### [WRITTEN TASK]
Copy out, from the entries below, each line holding the string "screenshot".

Data entries
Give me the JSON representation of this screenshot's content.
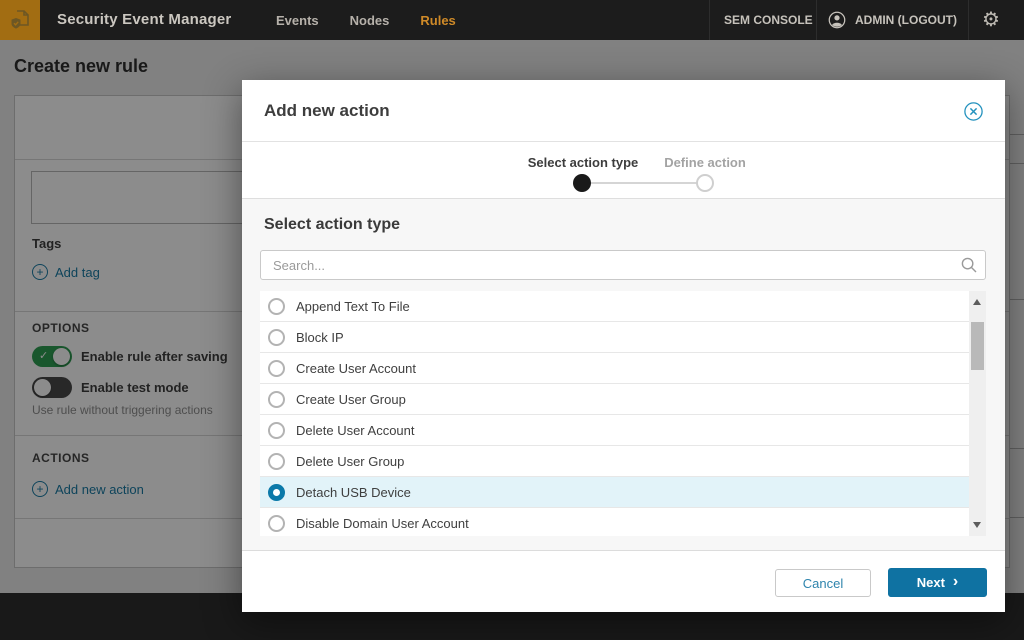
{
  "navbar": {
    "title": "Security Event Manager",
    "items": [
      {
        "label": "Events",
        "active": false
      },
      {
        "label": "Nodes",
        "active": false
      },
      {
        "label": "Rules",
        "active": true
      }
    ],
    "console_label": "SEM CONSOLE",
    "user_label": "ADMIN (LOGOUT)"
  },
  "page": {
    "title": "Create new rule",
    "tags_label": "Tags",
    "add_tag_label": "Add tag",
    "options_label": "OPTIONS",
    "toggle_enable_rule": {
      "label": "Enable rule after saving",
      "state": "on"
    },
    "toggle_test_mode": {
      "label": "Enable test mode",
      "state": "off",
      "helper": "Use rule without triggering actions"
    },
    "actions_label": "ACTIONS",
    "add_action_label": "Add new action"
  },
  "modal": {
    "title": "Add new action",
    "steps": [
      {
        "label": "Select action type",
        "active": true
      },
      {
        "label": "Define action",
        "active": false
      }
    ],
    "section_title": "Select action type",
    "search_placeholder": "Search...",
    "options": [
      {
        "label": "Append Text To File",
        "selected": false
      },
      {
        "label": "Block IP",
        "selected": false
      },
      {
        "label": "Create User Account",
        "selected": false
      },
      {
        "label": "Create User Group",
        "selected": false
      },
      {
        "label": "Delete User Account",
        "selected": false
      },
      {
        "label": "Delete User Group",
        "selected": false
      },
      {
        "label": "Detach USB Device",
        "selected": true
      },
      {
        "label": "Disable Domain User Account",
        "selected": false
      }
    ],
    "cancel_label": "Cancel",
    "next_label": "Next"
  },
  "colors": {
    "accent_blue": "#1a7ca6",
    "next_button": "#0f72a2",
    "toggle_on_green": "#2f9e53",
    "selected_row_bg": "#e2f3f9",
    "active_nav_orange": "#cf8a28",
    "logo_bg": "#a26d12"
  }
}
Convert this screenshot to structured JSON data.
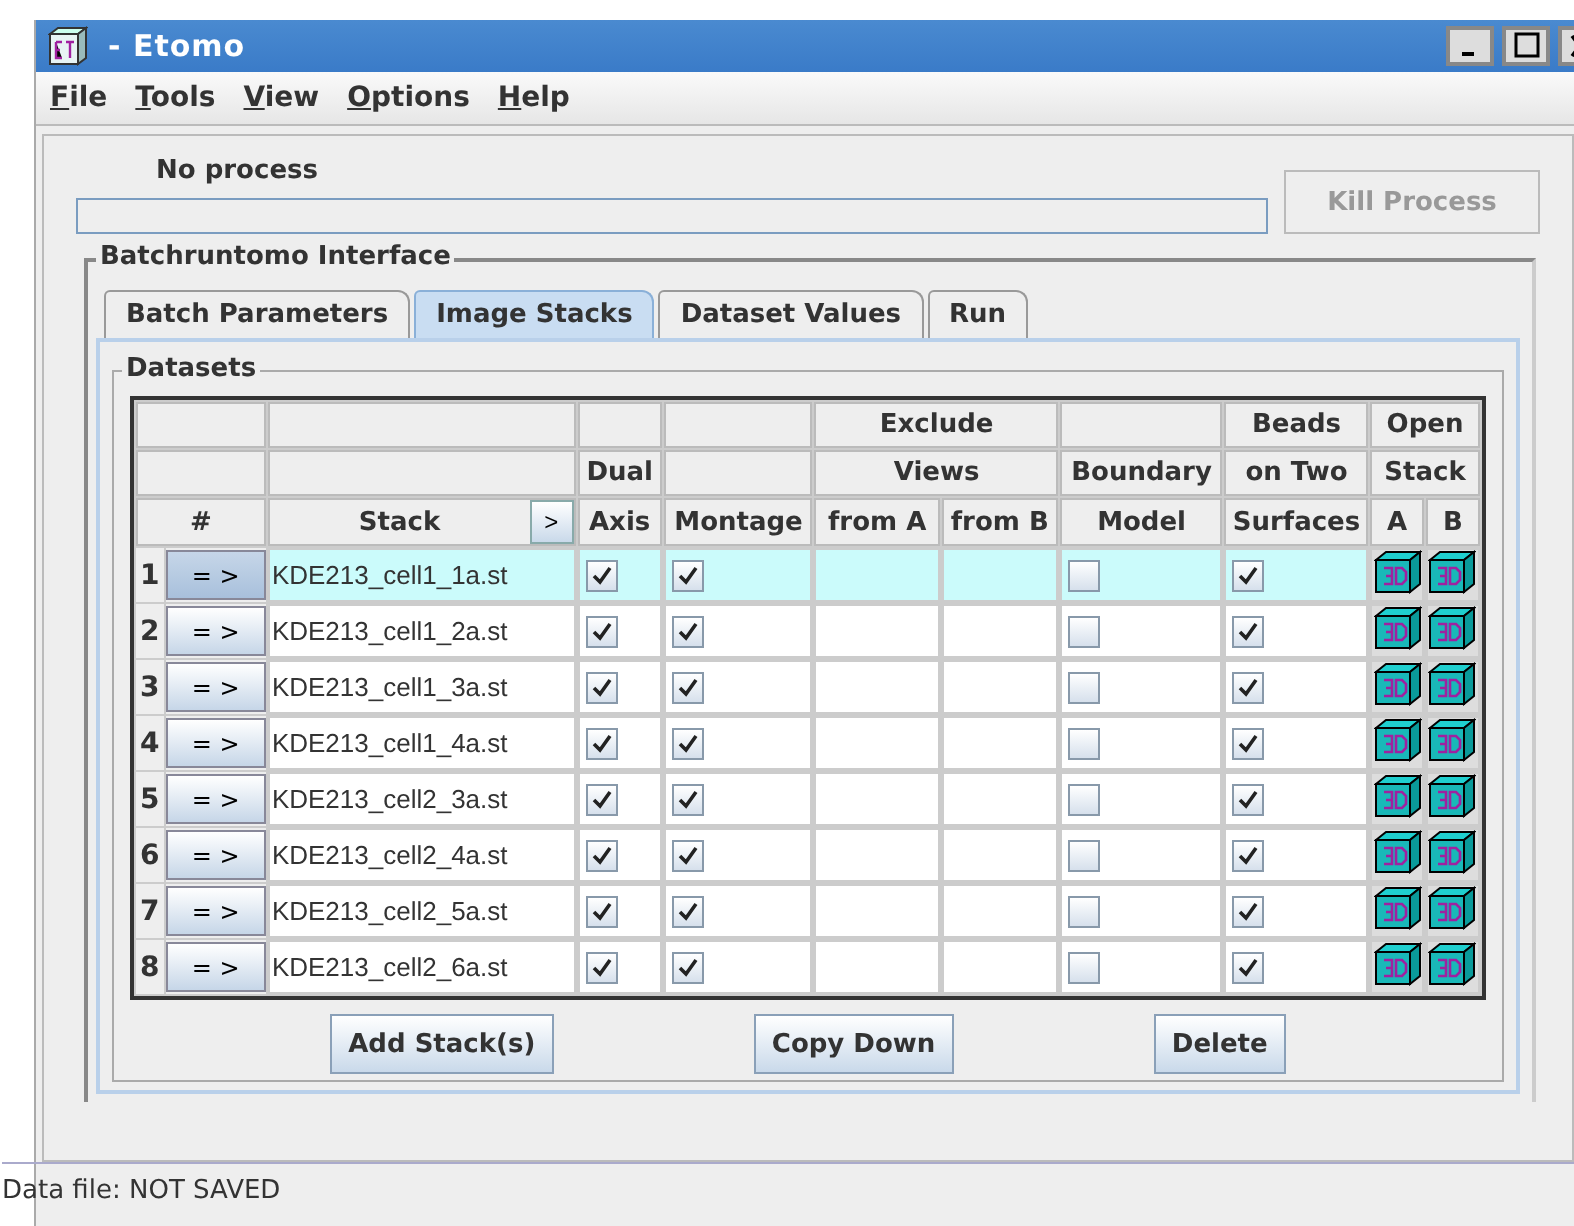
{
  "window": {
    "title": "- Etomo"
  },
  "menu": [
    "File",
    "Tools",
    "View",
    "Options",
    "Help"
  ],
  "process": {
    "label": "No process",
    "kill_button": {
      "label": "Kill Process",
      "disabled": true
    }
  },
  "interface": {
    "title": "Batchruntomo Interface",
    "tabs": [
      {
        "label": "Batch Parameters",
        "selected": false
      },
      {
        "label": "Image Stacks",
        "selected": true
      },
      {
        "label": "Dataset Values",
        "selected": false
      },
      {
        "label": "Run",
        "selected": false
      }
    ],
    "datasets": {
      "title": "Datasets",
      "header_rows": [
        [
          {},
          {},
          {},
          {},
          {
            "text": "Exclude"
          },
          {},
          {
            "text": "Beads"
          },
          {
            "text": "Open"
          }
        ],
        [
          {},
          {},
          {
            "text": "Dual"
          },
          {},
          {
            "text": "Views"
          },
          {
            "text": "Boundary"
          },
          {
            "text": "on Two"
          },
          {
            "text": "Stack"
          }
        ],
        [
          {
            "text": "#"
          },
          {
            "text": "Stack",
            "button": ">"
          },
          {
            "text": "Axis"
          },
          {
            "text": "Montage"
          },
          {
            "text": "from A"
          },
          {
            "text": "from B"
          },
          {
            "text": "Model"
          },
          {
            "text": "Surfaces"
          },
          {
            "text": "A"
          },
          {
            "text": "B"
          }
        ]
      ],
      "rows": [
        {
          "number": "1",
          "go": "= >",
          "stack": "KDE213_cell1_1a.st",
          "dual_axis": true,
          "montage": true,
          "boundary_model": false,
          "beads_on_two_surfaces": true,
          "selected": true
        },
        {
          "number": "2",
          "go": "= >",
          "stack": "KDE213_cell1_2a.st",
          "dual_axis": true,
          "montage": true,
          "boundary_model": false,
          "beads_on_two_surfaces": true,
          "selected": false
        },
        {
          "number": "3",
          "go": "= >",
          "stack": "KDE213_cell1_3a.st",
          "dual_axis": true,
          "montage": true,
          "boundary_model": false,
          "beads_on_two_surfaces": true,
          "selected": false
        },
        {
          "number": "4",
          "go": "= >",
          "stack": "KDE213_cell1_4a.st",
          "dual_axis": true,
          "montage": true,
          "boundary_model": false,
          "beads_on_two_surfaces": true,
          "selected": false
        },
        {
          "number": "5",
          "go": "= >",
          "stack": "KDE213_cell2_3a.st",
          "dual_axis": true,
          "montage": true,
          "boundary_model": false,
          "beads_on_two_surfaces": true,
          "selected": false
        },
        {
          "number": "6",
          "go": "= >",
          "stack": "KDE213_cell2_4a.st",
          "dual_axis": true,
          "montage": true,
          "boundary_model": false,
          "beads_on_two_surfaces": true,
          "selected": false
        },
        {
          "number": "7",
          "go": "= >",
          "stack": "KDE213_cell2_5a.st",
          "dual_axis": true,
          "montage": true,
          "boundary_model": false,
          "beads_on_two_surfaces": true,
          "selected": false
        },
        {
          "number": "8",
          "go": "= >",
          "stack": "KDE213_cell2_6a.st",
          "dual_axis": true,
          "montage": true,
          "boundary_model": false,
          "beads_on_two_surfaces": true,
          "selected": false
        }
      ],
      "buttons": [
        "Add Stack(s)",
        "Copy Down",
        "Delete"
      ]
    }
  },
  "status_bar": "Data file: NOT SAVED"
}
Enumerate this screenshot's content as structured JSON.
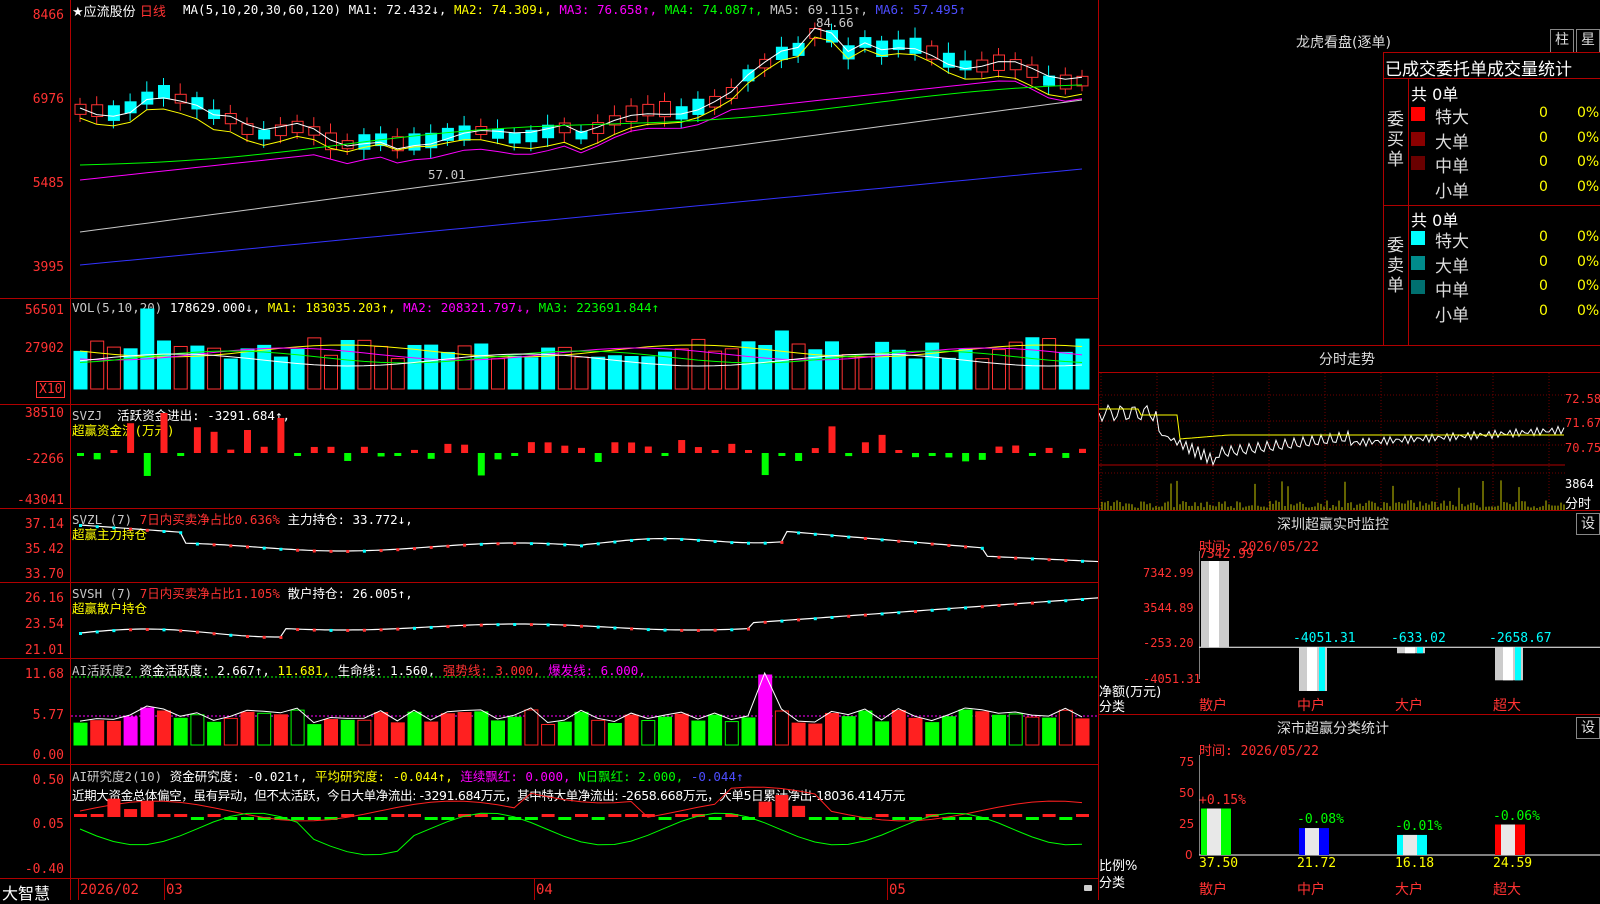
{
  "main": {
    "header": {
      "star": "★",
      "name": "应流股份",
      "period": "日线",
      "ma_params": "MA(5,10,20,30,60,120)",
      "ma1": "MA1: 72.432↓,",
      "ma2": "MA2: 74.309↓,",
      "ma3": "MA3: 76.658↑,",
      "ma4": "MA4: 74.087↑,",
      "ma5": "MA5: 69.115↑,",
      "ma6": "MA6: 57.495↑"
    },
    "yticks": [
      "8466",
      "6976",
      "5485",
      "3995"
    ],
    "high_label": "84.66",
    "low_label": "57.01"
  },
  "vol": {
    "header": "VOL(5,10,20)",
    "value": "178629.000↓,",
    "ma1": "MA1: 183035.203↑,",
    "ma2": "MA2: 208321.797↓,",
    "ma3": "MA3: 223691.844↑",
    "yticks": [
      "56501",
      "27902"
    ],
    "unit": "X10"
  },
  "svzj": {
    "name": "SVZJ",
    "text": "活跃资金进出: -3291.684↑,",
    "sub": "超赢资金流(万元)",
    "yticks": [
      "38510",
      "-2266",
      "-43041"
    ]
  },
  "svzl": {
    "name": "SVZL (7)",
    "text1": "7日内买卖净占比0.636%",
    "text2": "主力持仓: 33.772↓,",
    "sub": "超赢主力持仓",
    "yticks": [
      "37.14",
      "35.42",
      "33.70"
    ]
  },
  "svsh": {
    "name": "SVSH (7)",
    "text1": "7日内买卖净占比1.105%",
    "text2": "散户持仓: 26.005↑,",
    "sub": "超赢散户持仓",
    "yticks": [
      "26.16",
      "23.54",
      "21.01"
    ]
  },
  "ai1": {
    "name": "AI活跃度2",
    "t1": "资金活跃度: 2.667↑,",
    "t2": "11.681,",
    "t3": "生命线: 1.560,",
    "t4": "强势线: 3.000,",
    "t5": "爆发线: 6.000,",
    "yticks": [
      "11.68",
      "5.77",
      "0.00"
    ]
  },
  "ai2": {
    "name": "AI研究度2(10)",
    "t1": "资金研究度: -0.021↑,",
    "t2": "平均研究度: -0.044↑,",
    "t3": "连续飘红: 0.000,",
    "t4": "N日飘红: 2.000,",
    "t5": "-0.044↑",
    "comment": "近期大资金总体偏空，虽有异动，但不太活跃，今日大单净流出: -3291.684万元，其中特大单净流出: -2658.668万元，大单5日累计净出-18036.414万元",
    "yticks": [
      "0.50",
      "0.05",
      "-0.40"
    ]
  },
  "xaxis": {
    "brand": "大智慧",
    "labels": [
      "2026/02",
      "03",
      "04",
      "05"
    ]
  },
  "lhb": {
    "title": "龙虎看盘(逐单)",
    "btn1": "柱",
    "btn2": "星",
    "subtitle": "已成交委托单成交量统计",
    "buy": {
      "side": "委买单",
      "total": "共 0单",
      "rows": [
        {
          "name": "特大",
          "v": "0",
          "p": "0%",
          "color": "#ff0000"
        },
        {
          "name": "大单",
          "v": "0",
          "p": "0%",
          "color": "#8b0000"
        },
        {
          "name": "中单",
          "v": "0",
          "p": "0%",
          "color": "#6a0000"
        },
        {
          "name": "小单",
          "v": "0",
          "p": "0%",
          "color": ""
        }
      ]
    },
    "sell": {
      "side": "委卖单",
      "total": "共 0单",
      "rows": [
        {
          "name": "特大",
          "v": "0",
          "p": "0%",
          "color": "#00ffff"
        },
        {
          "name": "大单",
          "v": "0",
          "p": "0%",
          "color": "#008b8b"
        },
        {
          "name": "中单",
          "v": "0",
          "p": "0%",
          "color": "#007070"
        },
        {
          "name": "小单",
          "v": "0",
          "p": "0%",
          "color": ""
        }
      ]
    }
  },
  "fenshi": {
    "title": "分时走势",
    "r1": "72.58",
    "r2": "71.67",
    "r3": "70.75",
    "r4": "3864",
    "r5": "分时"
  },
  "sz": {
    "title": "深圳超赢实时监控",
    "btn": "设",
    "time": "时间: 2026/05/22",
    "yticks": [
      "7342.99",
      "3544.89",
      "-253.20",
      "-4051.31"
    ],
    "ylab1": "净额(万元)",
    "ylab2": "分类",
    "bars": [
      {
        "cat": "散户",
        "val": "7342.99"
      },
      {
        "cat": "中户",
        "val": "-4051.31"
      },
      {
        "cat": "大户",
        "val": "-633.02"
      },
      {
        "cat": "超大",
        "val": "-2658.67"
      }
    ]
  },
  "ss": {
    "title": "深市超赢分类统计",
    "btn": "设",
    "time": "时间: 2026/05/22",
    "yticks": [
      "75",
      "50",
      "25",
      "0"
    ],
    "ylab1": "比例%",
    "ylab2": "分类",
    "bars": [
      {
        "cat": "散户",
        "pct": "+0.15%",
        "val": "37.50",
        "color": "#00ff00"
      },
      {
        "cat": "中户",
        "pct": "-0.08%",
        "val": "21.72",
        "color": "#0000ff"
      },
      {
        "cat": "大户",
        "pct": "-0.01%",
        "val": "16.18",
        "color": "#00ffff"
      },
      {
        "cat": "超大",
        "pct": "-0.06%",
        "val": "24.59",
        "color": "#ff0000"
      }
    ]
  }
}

### [OUTPUT]
Give me the JSON representation of this screenshot's content.
Convert this screenshot to structured JSON data.
Enumerate this screenshot's content as structured JSON.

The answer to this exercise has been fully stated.